**Exercise description**:
Make a verbatim copy of the entries below; pictures stay out.

-=-=-

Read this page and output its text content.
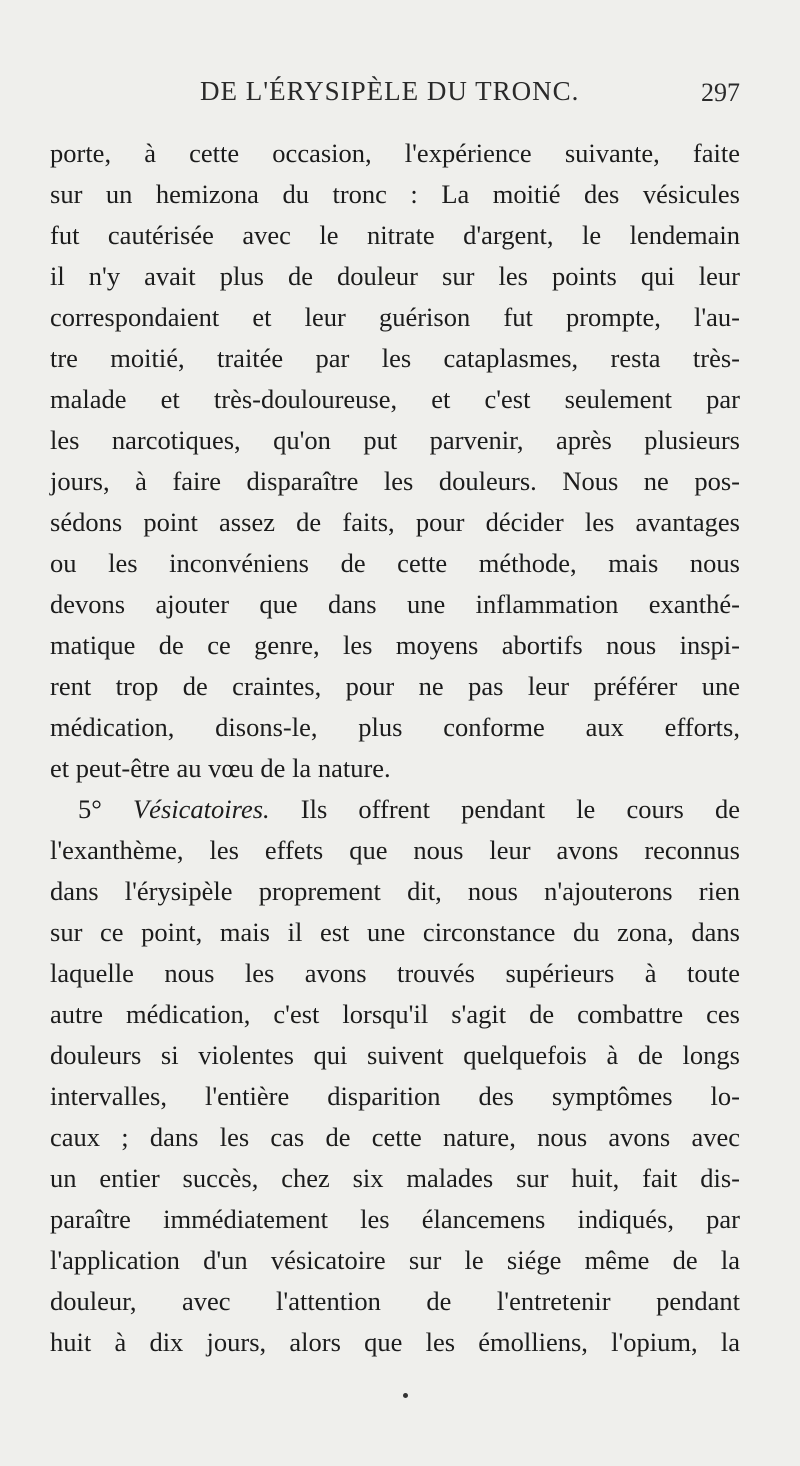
DE L'ÉRYSIPÈLE DU TRONC.	297
porte, à cette occasion, l'expérience suivante, faite
sur un hemizona du tronc : La moitié des vésicules
fut cautérisée avec le nitrate d'argent, le lendemain
il n'y avait plus de douleur sur les points qui leur
correspondaient et leur guérison fut prompte, l'au-
tre moitié, traitée par les cataplasmes, resta très-
malade et très-douloureuse, et c'est seulement par
les narcotiques, qu'on put parvenir, après plusieurs
jours, à faire disparaître les douleurs. Nous ne pos-
sédons point assez de faits, pour décider les avantages
ou les inconvéniens de cette méthode, mais nous
devons ajouter que dans une inflammation exanthé-
matique de ce genre, les moyens abortifs nous inspi-
rent trop de craintes, pour ne pas leur préférer une
médication, disons-le, plus conforme aux efforts,
et peut-être au vœu de la nature.
5° Vésicatoires. Ils offrent pendant le cours de
l'exanthème, les effets que nous leur avons reconnus
dans l'érysipèle proprement dit, nous n'ajouterons rien
sur ce point, mais il est une circonstance du zona, dans
laquelle nous les avons trouvés supérieurs à toute
autre médication, c'est lorsqu'il s'agit de combattre ces
douleurs si violentes qui suivent quelquefois à de longs
intervalles, l'entière disparition des symptômes lo-
caux ; dans les cas de cette nature, nous avons avec
un entier succès, chez six malades sur huit, fait dis-
paraître immédiatement les élancemens indiqués, par
l'application d'un vésicatoire sur le siége même de la
douleur, avec l'attention de l'entretenir pendant
huit à dix jours, alors que les émolliens, l'opium, la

-=-=-

**Answer to the problem**:
Read this page and output its text content.
DE L'ÉRYSIPÈLE DU TRONC.	297
porte, à cette occasion, l'expérience suivante, faite
sur un hemizona du tronc : La moitié des vésicules
fut cautérisée avec le nitrate d'argent, le lendemain
il n'y avait plus de douleur sur les points qui leur
correspondaient et leur guérison fut prompte, l'au-
tre moitié, traitée par les cataplasmes, resta très-
malade et très-douloureuse, et c'est seulement par
les narcotiques, qu'on put parvenir, après plusieurs
jours, à faire disparaître les douleurs. Nous ne pos-
sédons point assez de faits, pour décider les avantages
ou les inconvéniens de cette méthode, mais nous
devons ajouter que dans une inflammation exanthé-
matique de ce genre, les moyens abortifs nous inspi-
rent trop de craintes, pour ne pas leur préférer une
médication, disons-le, plus conforme aux efforts,
et peut-être au vœu de la nature.
5° Vésicatoires. Ils offrent pendant le cours de
l'exanthème, les effets que nous leur avons reconnus
dans l'érysipèle proprement dit, nous n'ajouterons rien
sur ce point, mais il est une circonstance du zona, dans
laquelle nous les avons trouvés supérieurs à toute
autre médication, c'est lorsqu'il s'agit de combattre ces
douleurs si violentes qui suivent quelquefois à de longs
intervalles, l'entière disparition des symptômes lo-
caux ; dans les cas de cette nature, nous avons avec
un entier succès, chez six malades sur huit, fait dis-
paraître immédiatement les élancemens indiqués, par
l'application d'un vésicatoire sur le siége même de la
douleur, avec l'attention de l'entretenir pendant
huit à dix jours, alors que les émolliens, l'opium, la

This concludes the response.